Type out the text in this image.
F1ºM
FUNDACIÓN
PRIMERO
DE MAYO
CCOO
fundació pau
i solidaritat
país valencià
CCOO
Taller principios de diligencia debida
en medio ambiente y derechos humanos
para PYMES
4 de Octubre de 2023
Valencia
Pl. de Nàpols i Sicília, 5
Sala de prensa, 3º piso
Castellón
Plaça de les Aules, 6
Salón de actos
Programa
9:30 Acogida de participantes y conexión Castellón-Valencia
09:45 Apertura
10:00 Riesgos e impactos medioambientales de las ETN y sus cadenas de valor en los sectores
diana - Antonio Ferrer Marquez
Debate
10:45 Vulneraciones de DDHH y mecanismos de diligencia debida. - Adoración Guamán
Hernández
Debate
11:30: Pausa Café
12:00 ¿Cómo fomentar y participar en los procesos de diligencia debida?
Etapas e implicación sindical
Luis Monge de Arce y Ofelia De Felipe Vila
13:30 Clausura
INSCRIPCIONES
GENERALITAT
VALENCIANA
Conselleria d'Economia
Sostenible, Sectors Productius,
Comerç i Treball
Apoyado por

--

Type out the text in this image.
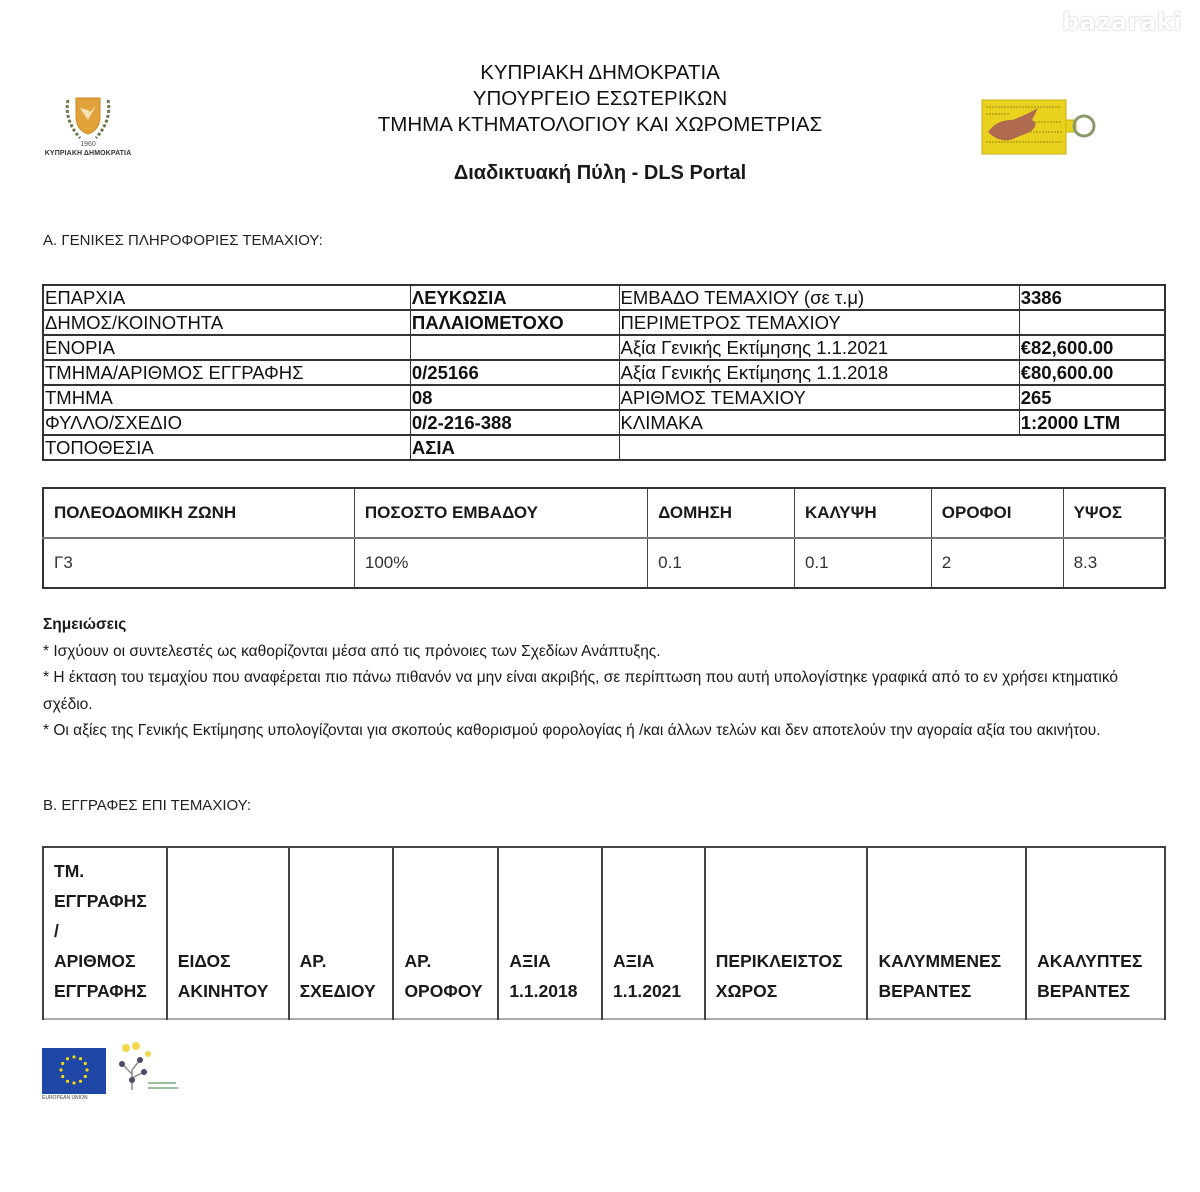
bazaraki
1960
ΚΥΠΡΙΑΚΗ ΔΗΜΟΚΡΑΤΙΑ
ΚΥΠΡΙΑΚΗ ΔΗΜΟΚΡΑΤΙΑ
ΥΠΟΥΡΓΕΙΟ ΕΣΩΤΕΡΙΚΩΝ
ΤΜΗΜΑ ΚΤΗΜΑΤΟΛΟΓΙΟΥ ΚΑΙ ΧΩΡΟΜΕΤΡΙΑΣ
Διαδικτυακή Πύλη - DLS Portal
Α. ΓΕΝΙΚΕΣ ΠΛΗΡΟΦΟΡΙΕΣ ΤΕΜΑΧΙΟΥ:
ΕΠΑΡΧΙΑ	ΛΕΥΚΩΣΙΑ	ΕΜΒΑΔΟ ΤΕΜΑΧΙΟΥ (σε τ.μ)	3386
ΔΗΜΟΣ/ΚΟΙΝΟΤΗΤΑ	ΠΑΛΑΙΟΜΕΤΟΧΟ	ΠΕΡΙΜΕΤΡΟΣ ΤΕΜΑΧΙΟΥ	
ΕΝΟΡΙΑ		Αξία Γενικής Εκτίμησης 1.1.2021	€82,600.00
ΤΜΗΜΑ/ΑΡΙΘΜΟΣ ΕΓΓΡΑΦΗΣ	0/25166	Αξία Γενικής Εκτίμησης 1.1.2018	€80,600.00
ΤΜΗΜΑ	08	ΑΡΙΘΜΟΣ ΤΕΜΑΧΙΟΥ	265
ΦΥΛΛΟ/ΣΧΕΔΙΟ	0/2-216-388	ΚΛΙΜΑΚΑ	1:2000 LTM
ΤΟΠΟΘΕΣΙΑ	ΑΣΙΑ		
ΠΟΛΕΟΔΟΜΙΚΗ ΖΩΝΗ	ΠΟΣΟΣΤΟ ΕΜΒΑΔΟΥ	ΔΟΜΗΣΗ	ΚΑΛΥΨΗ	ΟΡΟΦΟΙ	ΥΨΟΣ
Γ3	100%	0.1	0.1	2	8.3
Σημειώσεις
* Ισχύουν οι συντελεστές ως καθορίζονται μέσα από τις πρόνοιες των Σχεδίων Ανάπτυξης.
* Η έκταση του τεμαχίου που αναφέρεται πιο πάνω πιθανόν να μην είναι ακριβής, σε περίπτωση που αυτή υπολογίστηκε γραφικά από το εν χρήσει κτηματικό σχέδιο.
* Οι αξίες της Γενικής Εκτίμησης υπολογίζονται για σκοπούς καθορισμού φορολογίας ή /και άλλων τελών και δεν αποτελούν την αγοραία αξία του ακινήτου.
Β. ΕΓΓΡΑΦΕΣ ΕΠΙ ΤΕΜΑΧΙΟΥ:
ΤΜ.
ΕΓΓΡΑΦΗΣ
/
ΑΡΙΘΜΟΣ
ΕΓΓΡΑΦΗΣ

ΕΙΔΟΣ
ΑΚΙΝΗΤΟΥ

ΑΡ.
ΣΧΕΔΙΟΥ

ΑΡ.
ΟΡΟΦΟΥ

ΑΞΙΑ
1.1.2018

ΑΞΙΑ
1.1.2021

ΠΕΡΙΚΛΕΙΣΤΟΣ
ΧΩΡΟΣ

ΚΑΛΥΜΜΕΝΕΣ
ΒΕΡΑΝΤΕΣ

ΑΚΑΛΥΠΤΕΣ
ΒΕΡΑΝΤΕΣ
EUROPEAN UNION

--

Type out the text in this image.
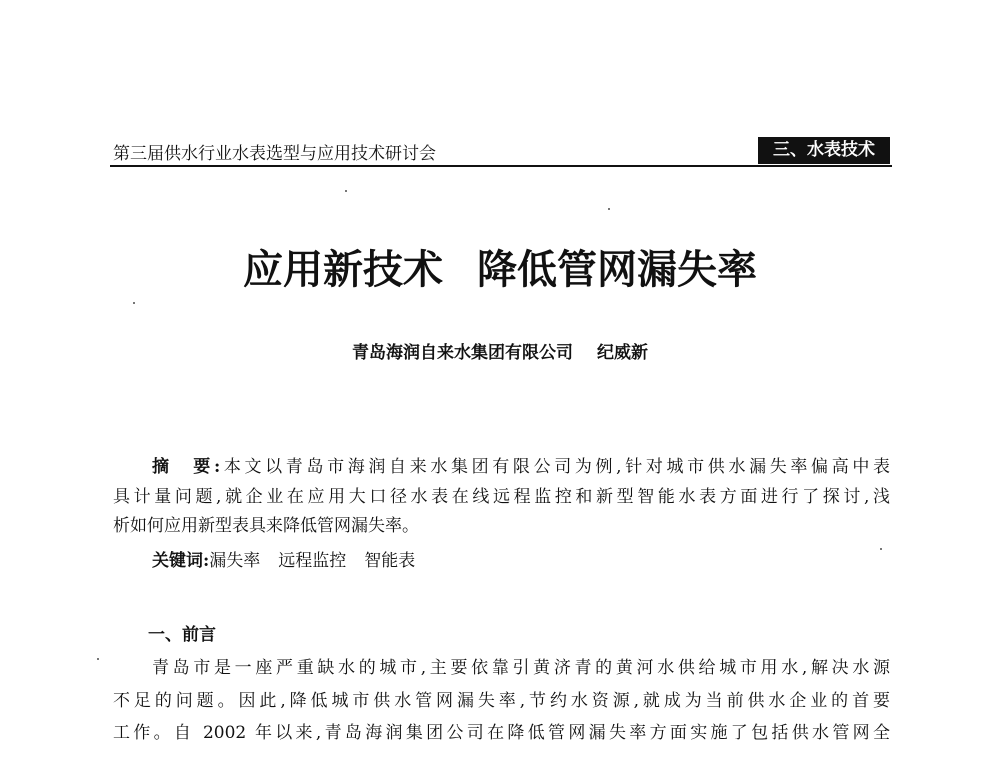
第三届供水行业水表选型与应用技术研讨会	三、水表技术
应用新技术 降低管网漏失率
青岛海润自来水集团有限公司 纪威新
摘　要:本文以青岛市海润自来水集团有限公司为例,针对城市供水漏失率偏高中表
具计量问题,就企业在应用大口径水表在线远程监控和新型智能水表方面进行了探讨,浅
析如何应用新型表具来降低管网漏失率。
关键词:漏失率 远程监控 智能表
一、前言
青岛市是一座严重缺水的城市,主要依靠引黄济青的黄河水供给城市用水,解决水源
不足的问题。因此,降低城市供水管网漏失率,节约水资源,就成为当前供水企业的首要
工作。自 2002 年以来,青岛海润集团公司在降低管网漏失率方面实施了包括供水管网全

■ TASK DIRECTIONS ■
Tally the lines in the records above that contain the word "ΤΕΜΑΧΙΟΥ", and give only that number.

■ EXERCISE SOLUTION ■
5